Materials provided:
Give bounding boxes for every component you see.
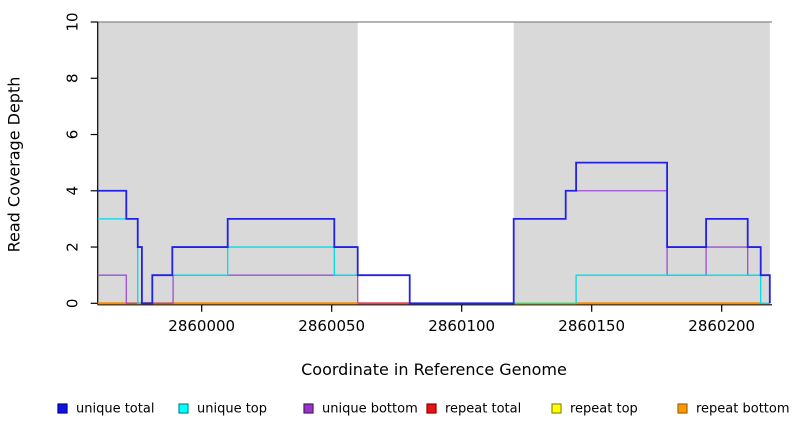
y-tick-label: 8 — [63, 73, 81, 83]
legend-swatch-repeat-top — [551, 403, 562, 414]
legend-swatch-repeat-total — [426, 403, 437, 414]
legend-label-repeat-total: repeat total — [445, 402, 521, 417]
y-tick-label: 2 — [63, 242, 81, 252]
series-line-unique-total — [97, 161, 771, 305]
x-tick-label: 2860100 — [428, 317, 495, 335]
legend-label-unique-bottom: unique bottom — [322, 402, 418, 417]
x-tick-label: 2860150 — [558, 317, 625, 335]
legend-label-unique-total: unique total — [76, 402, 154, 417]
y-tick-label: 0 — [63, 299, 81, 309]
legend-swatch-unique-top — [178, 403, 189, 414]
legend-label-repeat-top: repeat top — [570, 402, 638, 417]
x-axis-title-wrap: Coordinate in Reference Genome — [0, 360, 792, 379]
x-tick-label: 2860050 — [298, 317, 365, 335]
y-axis-title: Read Coverage Depth — [4, 76, 24, 253]
x-tick-label: 2860200 — [688, 317, 755, 335]
legend-swatch-repeat-bottom — [677, 403, 688, 414]
legend-label-unique-top: unique top — [197, 402, 267, 417]
y-tick-label: 10 — [63, 12, 81, 31]
y-tick-label: 4 — [63, 186, 81, 196]
x-axis-title: Coordinate in Reference Genome — [301, 360, 567, 379]
legend-swatch-unique-total — [57, 403, 68, 414]
x-tick-label: 2860000 — [168, 317, 235, 335]
legend-swatch-unique-bottom — [303, 403, 314, 414]
legend-label-repeat-bottom: repeat bottom — [696, 402, 790, 417]
y-tick-label: 6 — [63, 130, 81, 140]
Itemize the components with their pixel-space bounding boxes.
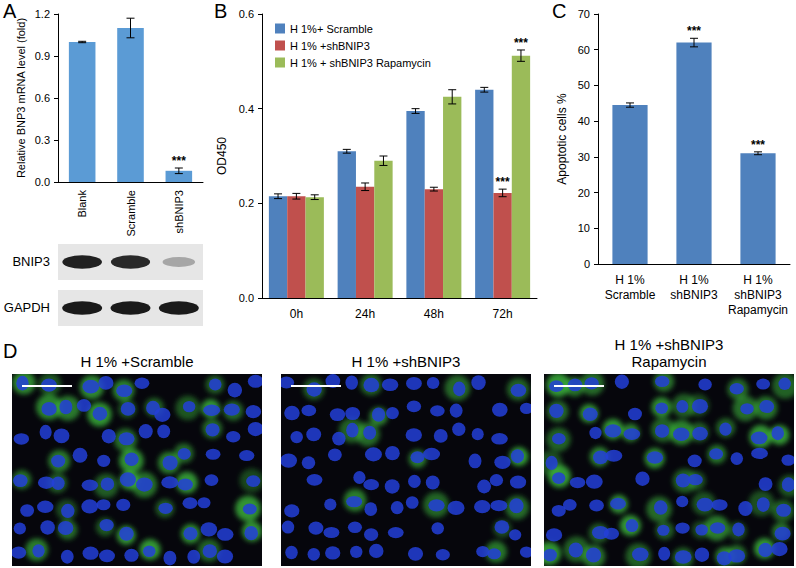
svg-text:0.3: 0.3 — [35, 134, 50, 146]
svg-text:Blank: Blank — [76, 190, 88, 218]
html-text:H 1% +Scramble: H 1% +Scramble — [80, 353, 194, 370]
svg-text:H 1% + shBNIP3 Rapamycin: H 1% + shBNIP3 Rapamycin — [290, 57, 431, 69]
svg-text:0.0: 0.0 — [35, 176, 50, 188]
svg-text:shBNIP3: shBNIP3 — [173, 190, 185, 233]
svg-text:60: 60 — [578, 44, 590, 56]
html-text:GAPDH: GAPDH — [3, 300, 50, 315]
svg-text:0.6: 0.6 — [35, 92, 50, 104]
svg-text:Apoptotic cells %: Apoptotic cells % — [555, 93, 569, 185]
svg-text:20: 20 — [578, 187, 590, 199]
svg-text:***: *** — [687, 24, 701, 38]
svg-text:Relative BNP3 mRNA level (fold: Relative BNP3 mRNA level (fold) — [15, 18, 27, 178]
svg-text:shBNIP3: shBNIP3 — [670, 288, 718, 302]
svg-text:H 1%: H 1% — [615, 273, 645, 287]
svg-text:0.9: 0.9 — [35, 50, 50, 62]
html-text:A: A — [3, 0, 17, 22]
html-text:B: B — [214, 0, 228, 22]
svg-text:50: 50 — [578, 79, 590, 91]
svg-text:70: 70 — [578, 8, 590, 20]
svg-text:0.0: 0.0 — [239, 292, 254, 304]
svg-text:1.2: 1.2 — [35, 8, 50, 20]
html-text:H 1% +shBNIP3 Rapamycin: H 1% +shBNIP3 Rapamycin — [614, 336, 724, 370]
svg-text:40: 40 — [578, 115, 590, 127]
svg-text:72h: 72h — [493, 307, 513, 321]
svg-text:Scramble: Scramble — [605, 288, 656, 302]
svg-text:0.4: 0.4 — [239, 103, 254, 115]
html-text:BNIP3: BNIP3 — [12, 254, 50, 269]
svg-text:***: *** — [751, 138, 765, 152]
svg-text:OD450: OD450 — [215, 137, 229, 175]
svg-text:shBNIP3: shBNIP3 — [734, 288, 782, 302]
svg-text:H 1%: H 1% — [679, 273, 709, 287]
svg-text:Scramble: Scramble — [125, 190, 137, 236]
svg-text:0: 0 — [584, 258, 590, 270]
svg-text:H 1%: H 1% — [743, 273, 773, 287]
html-text:C: C — [552, 0, 567, 22]
html-text:D: D — [3, 340, 18, 362]
svg-text:***: *** — [496, 175, 510, 189]
svg-text:10: 10 — [578, 222, 590, 234]
svg-text:48h: 48h — [424, 307, 444, 321]
svg-text:***: *** — [514, 36, 528, 50]
svg-text:0.2: 0.2 — [239, 197, 254, 209]
svg-text:***: *** — [172, 154, 186, 168]
svg-text:24h: 24h — [355, 307, 375, 321]
svg-text:Rapamycin: Rapamycin — [728, 303, 788, 317]
svg-text:H 1%+ Scramble: H 1%+ Scramble — [290, 23, 373, 35]
svg-text:0h: 0h — [290, 307, 303, 321]
svg-text:0.6: 0.6 — [239, 8, 254, 20]
svg-text:30: 30 — [578, 151, 590, 163]
svg-text:H 1% +shBNIP3: H 1% +shBNIP3 — [290, 40, 370, 52]
html-text:H 1% +shBNIP3: H 1% +shBNIP3 — [351, 353, 461, 370]
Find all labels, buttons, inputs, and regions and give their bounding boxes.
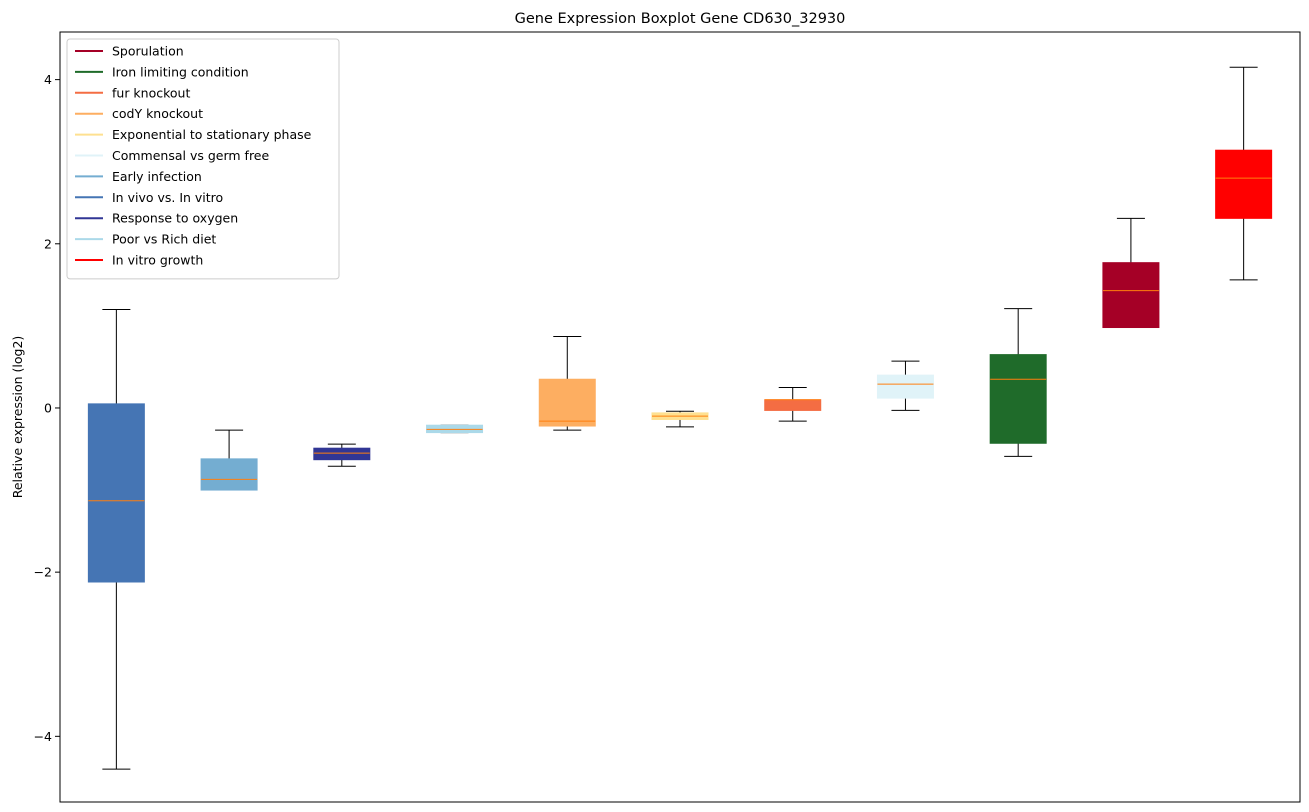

Exercise: Look over the records above and filter for each line with the word "title".

Result of this exercise:
x-axis-title-wrap: Coordinate in Reference Genome — [0, 360, 792, 379]
y-axis-title: Read Coverage Depth — [4, 76, 24, 253]
x-axis-title: Coordinate in Reference Genome — [301, 360, 567, 379]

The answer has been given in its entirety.